### [STORED DATA]
--------
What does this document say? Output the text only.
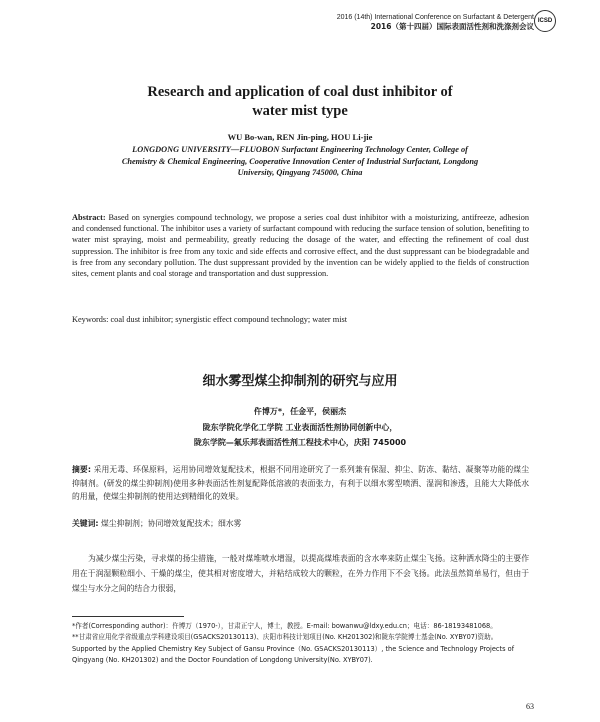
2016 (14th) International Conference on Surfactant & Detergent
2016（第十四届）国际表面活性剂和洗涤剂会议
ICSD
Research and application of coal dust inhibitor of
water mist type
WU Bo-wan, REN Jin-ping, HOU Li-jie
LONGDONG UNIVERSITY—FLUOBON Surfactant Engineering Technology Center, College of
Chemistry & Chemical Engineering, Cooperative Innovation Center of Industrial Surfactant, Longdong
University, Qingyang 745000, China
Abstract: Based on synergies compound technology, we propose a series coal dust inhibitor with a moisturizing, antifreeze, adhesion and condensed functional. The inhibitor uses a variety of surfactant compound with reducing the surface tension of solution, benefiting to water mist spraying, moist and permeability, greatly reducing the dosage of the water, and effecting the refinement of coal dust suppression. The inhibitor is free from any toxic and side effects and corrosive effect, and the dust suppressant can be biodegradable and is free from any secondary pollution. The dust suppressant provided by the invention can be widely applied to the fields of construction sites, cement plants and coal storage and transportation and dust suppression.
Keywords: coal dust inhibitor; synergistic effect compound technology; water mist
细水雾型煤尘抑制剂的研究与应用
仵博万*，任金平，侯丽杰
陇东学院化学化工学院 工业表面活性剂协同创新中心，
陇东学院—氟乐邦表面活性剂工程技术中心，庆阳 745000
摘要: 采用无毒、环保原料，运用协同增效复配技术，根据不同用途研究了一系列兼有保湿、抑尘、防冻、黏结、凝聚等功能的煤尘抑制剂。(研发的煤尘抑制剂)使用多种表面活性剂复配降低溶液的表面张力，有利于以细水雾型喷洒、湿润和渗透，且能大大降低水的用量，使煤尘抑制剂的使用达到精细化的效果。
关键词: 煤尘抑制剂；协同增效复配技术；细水雾
为减少煤尘污染，寻求煤的扬尘措施，一般对煤堆喷水增湿，以提高煤堆表面的含水率来防止煤尘飞扬。这种洒水降尘的主要作用在于润湿颗粒细小、干燥的煤尘，使其相对密度增大，并粘结成较大的颗粒，在外力作用下不会飞扬。此法虽然简单易行，但由于煤尘与水分之间的结合力很弱，
*作者(Corresponding author)：仵博万（1970-），甘肃正宁人，博士，教授。E-mail: bowanwu@ldxy.edu.cn；电话：86-18193481068。
**甘肃省应用化学省级重点学科建设项目(GSACKS20130113)、庆阳市科技计划项目(No. KH201302)和陇东学院博士基金(No. XYBY07)资助。Supported by the Applied Chemistry Key Subject of Gansu Province（No. GSACKS20130113）, the Science and Technology Projects of Qingyang (No. KH201302) and the Doctor Foundation of Longdong University(No. XYBY07).
63
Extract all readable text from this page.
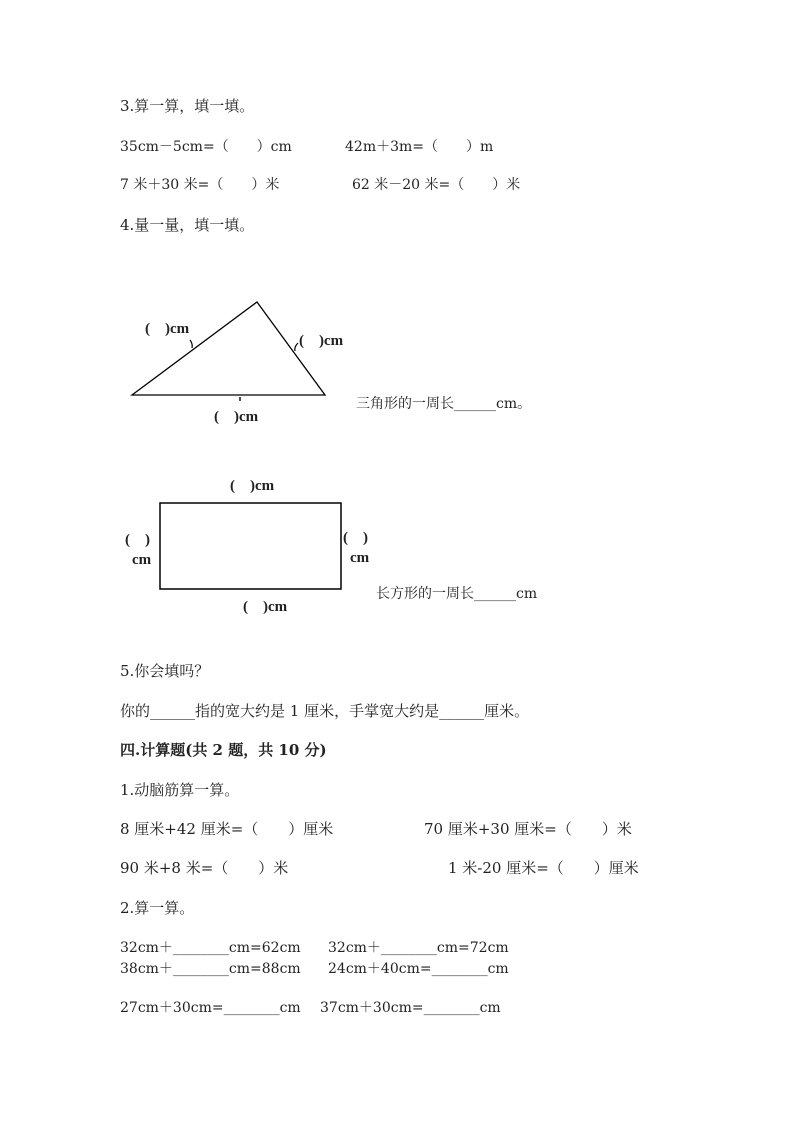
3.算一算，填一填。
35cm－5cm=（　　）cm	42m＋3m=（　　）m
7 米＋30 米=（　　）米	62 米－20 米=（　　）米
4.量一量，填一填。
(　)cm
(　)cm
(　)cm
三角形的一周长______cm。
(　)cm
(　)
cm
(　)
cm
(　)cm
长方形的一周长______cm
5.你会填吗？
你的______指的宽大约是 1 厘米，手掌宽大约是______厘米。
四.计算题(共 2 题，共 10 分)
1.动脑筋算一算。
8 厘米+42 厘米=（　　）厘米	70 厘米+30 厘米=（　　）米
90 米+8 米=（　　）米	1 米-20 厘米=（　　）厘米
2.算一算。
32cm＋________cm=62cm 32cm＋________cm=72cm
38cm＋________cm=88cm 24cm＋40cm=________cm
27cm＋30cm=________cm 37cm＋30cm=________cm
--------
### [PROMPT]
Without including any pictures, output all the entries above exactly.

### [WRITTEN REPLY]
What does this document say? Output the text only.
2016 (14th) International Conference on Surfactant & Detergent
2016（第十四届）国际表面活性剂和洗涤剂会议
ICSD
Research and application of coal dust inhibitor of
water mist type
WU Bo-wan, REN Jin-ping, HOU Li-jie
LONGDONG UNIVERSITY—FLUOBON Surfactant Engineering Technology Center, College of
Chemistry & Chemical Engineering, Cooperative Innovation Center of Industrial Surfactant, Longdong
University, Qingyang 745000, China
Abstract: Based on synergies compound technology, we propose a series coal dust inhibitor with a moisturizing, antifreeze, adhesion and condensed functional. The inhibitor uses a variety of surfactant compound with reducing the surface tension of solution, benefiting to water mist spraying, moist and permeability, greatly reducing the dosage of the water, and effecting the refinement of coal dust suppression. The inhibitor is free from any toxic and side effects and corrosive effect, and the dust suppressant can be biodegradable and is free from any secondary pollution. The dust suppressant provided by the invention can be widely applied to the fields of construction sites, cement plants and coal storage and transportation and dust suppression.
Keywords: coal dust inhibitor; synergistic effect compound technology; water mist
细水雾型煤尘抑制剂的研究与应用
仵博万*，任金平，侯丽杰
陇东学院化学化工学院 工业表面活性剂协同创新中心，
陇东学院—氟乐邦表面活性剂工程技术中心，庆阳 745000
摘要: 采用无毒、环保原料，运用协同增效复配技术，根据不同用途研究了一系列兼有保湿、抑尘、防冻、黏结、凝聚等功能的煤尘抑制剂。(研发的煤尘抑制剂)使用多种表面活性剂复配降低溶液的表面张力，有利于以细水雾型喷洒、湿润和渗透，且能大大降低水的用量，使煤尘抑制剂的使用达到精细化的效果。
关键词: 煤尘抑制剂；协同增效复配技术；细水雾
为减少煤尘污染，寻求煤的扬尘措施，一般对煤堆喷水增湿，以提高煤堆表面的含水率来防止煤尘飞扬。这种洒水降尘的主要作用在于润湿颗粒细小、干燥的煤尘，使其相对密度增大，并粘结成较大的颗粒，在外力作用下不会飞扬。此法虽然简单易行，但由于煤尘与水分之间的结合力很弱，
*作者(Corresponding author)：仵博万（1970-），甘肃正宁人，博士，教授。E-mail: bowanwu@ldxy.edu.cn；电话：86-18193481068。
**甘肃省应用化学省级重点学科建设项目(GSACKS20130113)、庆阳市科技计划项目(No. KH201302)和陇东学院博士基金(No. XYBY07)资助。Supported by the Applied Chemistry Key Subject of Gansu Province（No. GSACKS20130113）, the Science and Technology Projects of Qingyang (No. KH201302) and the Doctor Foundation of Longdong University(No. XYBY07).
63
Extract all readable text from this page.
3.算一算，填一填。
35cm－5cm=（　　）cm	42m＋3m=（　　）m
7 米＋30 米=（　　）米	62 米－20 米=（　　）米
4.量一量，填一填。
(　)cm
(　)cm
(　)cm
三角形的一周长______cm。
(　)cm
(　)
cm
(　)
cm
(　)cm
长方形的一周长______cm
5.你会填吗？
你的______指的宽大约是 1 厘米，手掌宽大约是______厘米。
四.计算题(共 2 题，共 10 分)
1.动脑筋算一算。
8 厘米+42 厘米=（　　）厘米	70 厘米+30 厘米=（　　）米
90 米+8 米=（　　）米	1 米-20 厘米=（　　）厘米
2.算一算。
32cm＋________cm=62cm 32cm＋________cm=72cm
38cm＋________cm=88cm 24cm＋40cm=________cm
27cm＋30cm=________cm 37cm＋30cm=________cm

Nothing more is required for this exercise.